**Exercise task**
Copy all lines of the listing that include the string "нами".

======== Given data ========

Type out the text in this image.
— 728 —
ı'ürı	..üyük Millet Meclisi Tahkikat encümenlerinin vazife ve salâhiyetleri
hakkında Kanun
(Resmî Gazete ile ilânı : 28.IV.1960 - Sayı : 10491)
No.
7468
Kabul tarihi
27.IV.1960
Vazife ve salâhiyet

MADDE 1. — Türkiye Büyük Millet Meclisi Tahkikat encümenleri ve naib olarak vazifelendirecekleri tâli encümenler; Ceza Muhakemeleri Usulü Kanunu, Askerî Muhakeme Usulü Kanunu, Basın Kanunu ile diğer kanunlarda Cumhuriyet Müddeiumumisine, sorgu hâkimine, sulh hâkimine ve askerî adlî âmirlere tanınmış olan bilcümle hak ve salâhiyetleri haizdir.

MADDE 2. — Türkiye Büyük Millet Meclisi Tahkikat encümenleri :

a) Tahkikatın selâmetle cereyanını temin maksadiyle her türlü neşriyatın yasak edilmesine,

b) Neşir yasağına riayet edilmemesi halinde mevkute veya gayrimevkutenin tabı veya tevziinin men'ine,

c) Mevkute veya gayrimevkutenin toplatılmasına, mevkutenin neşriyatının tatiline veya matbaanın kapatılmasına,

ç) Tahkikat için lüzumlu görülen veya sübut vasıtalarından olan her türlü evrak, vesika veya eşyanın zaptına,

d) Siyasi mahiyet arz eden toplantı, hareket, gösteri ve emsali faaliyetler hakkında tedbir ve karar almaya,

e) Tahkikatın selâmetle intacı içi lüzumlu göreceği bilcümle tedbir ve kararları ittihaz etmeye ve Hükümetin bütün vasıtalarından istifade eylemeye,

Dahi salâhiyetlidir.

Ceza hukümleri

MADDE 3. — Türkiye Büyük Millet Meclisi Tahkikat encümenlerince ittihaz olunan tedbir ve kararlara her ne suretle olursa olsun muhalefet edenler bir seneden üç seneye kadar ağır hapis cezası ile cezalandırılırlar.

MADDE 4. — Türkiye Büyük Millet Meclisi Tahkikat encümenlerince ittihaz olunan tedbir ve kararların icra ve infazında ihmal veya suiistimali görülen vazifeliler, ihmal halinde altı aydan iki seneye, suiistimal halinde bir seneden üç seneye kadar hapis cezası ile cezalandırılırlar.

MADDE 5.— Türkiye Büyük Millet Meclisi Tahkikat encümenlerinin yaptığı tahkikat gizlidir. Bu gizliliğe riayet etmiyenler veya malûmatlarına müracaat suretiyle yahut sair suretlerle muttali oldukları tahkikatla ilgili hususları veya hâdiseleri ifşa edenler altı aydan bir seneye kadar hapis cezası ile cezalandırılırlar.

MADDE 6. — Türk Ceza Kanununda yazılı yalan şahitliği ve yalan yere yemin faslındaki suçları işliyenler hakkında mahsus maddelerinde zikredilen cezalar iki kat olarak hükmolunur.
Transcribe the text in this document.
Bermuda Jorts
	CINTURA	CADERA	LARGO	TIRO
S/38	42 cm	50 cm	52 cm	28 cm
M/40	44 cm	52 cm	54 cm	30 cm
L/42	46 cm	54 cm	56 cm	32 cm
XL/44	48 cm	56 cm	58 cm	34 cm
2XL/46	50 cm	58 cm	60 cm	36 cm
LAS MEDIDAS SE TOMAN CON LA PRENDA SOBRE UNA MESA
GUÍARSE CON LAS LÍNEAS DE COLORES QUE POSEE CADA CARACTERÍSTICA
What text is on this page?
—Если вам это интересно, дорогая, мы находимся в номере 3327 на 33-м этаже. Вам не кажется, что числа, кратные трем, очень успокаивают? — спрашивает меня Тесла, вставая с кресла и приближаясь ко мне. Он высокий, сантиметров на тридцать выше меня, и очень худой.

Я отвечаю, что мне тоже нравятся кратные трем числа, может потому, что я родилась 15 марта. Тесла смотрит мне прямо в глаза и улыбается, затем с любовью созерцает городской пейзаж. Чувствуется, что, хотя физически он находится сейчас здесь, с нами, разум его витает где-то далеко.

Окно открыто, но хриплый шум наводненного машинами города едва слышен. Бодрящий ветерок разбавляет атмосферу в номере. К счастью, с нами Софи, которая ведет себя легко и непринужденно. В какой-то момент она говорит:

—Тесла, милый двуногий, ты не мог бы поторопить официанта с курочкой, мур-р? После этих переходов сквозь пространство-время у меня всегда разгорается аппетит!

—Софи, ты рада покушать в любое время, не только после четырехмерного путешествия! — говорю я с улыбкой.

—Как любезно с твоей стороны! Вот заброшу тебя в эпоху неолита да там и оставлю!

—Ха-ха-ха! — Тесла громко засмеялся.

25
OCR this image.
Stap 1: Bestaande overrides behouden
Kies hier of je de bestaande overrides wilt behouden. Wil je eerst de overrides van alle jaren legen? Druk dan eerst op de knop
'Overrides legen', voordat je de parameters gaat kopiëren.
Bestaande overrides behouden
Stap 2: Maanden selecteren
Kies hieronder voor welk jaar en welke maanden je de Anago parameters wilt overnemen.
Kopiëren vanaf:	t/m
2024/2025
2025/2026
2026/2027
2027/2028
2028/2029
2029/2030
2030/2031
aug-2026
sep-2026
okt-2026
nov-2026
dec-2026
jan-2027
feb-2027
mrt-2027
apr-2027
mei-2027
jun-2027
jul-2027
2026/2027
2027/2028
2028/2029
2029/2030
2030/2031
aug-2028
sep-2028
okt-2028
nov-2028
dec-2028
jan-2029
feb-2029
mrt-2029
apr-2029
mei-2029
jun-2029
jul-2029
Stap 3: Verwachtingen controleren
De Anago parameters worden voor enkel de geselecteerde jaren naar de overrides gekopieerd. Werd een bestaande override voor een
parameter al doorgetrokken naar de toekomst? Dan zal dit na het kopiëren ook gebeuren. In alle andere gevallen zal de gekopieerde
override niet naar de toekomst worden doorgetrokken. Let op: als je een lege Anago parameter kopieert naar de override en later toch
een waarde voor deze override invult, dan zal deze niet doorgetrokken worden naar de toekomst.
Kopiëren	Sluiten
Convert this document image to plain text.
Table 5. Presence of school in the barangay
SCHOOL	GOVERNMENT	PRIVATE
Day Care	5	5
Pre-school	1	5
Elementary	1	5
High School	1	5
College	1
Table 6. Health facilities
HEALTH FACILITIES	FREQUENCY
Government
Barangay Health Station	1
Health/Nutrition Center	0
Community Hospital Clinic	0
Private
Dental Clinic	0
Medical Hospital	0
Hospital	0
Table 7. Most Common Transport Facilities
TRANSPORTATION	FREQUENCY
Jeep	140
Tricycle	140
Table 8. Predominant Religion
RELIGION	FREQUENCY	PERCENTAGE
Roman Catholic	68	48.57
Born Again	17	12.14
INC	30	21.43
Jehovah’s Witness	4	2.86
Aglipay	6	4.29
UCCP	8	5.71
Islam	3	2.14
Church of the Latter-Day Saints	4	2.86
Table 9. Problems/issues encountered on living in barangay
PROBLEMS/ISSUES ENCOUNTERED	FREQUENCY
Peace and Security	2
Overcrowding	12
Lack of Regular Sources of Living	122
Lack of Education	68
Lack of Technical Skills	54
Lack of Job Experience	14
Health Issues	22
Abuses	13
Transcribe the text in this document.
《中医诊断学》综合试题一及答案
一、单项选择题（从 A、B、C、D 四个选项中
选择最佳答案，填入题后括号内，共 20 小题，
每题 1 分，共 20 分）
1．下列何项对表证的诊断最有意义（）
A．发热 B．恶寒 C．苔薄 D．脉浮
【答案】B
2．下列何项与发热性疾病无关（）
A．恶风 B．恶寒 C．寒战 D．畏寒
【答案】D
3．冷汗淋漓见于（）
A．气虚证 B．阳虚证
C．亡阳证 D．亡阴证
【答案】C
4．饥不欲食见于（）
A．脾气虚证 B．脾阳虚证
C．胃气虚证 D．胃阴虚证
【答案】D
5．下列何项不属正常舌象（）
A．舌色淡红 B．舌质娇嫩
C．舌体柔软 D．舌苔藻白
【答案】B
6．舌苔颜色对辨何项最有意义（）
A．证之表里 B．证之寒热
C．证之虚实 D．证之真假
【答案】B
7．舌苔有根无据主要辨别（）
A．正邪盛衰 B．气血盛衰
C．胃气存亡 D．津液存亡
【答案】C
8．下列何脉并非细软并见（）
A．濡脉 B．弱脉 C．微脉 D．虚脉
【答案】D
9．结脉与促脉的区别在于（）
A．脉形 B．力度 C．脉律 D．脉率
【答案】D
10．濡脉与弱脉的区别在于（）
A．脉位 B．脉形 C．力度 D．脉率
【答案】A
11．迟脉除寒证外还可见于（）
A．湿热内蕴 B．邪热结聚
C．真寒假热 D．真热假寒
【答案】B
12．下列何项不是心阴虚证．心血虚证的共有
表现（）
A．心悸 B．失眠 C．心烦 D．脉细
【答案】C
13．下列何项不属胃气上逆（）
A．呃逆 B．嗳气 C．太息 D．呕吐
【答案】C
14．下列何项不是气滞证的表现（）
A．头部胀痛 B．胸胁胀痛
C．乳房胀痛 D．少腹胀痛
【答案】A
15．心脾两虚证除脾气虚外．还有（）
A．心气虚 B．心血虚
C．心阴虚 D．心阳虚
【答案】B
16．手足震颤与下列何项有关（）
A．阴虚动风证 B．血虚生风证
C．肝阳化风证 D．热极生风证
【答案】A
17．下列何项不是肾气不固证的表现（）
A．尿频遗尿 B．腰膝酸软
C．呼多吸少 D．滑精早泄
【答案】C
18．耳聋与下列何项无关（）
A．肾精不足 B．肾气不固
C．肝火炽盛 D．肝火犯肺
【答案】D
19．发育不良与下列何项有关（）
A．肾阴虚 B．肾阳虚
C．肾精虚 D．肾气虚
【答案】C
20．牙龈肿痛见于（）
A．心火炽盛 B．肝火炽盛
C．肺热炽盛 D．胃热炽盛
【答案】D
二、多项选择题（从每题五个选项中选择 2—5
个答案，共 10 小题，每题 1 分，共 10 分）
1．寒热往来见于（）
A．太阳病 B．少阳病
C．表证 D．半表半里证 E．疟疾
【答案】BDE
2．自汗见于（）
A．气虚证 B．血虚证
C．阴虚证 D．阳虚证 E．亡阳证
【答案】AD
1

========

**The reply**
Я отвечаю, что мне тоже нравятся кратные трем числа, может потому, что я родилась 15 марта. Тесла смотрит мне прямо в глаза и улыбается, затем с любовью созерцает городской пейзаж. Чувствуется, что, хотя физически он находится сейчас здесь, с нами, разум его витает где-то далеко.
Окно открыто, но хриплый шум наводненного машинами города едва слышен. Бодрящий ветерок разбавляет атмосферу в номере. К счастью, с нами Софи, которая ведет себя легко и непринужденно. В какой-то момент она говорит:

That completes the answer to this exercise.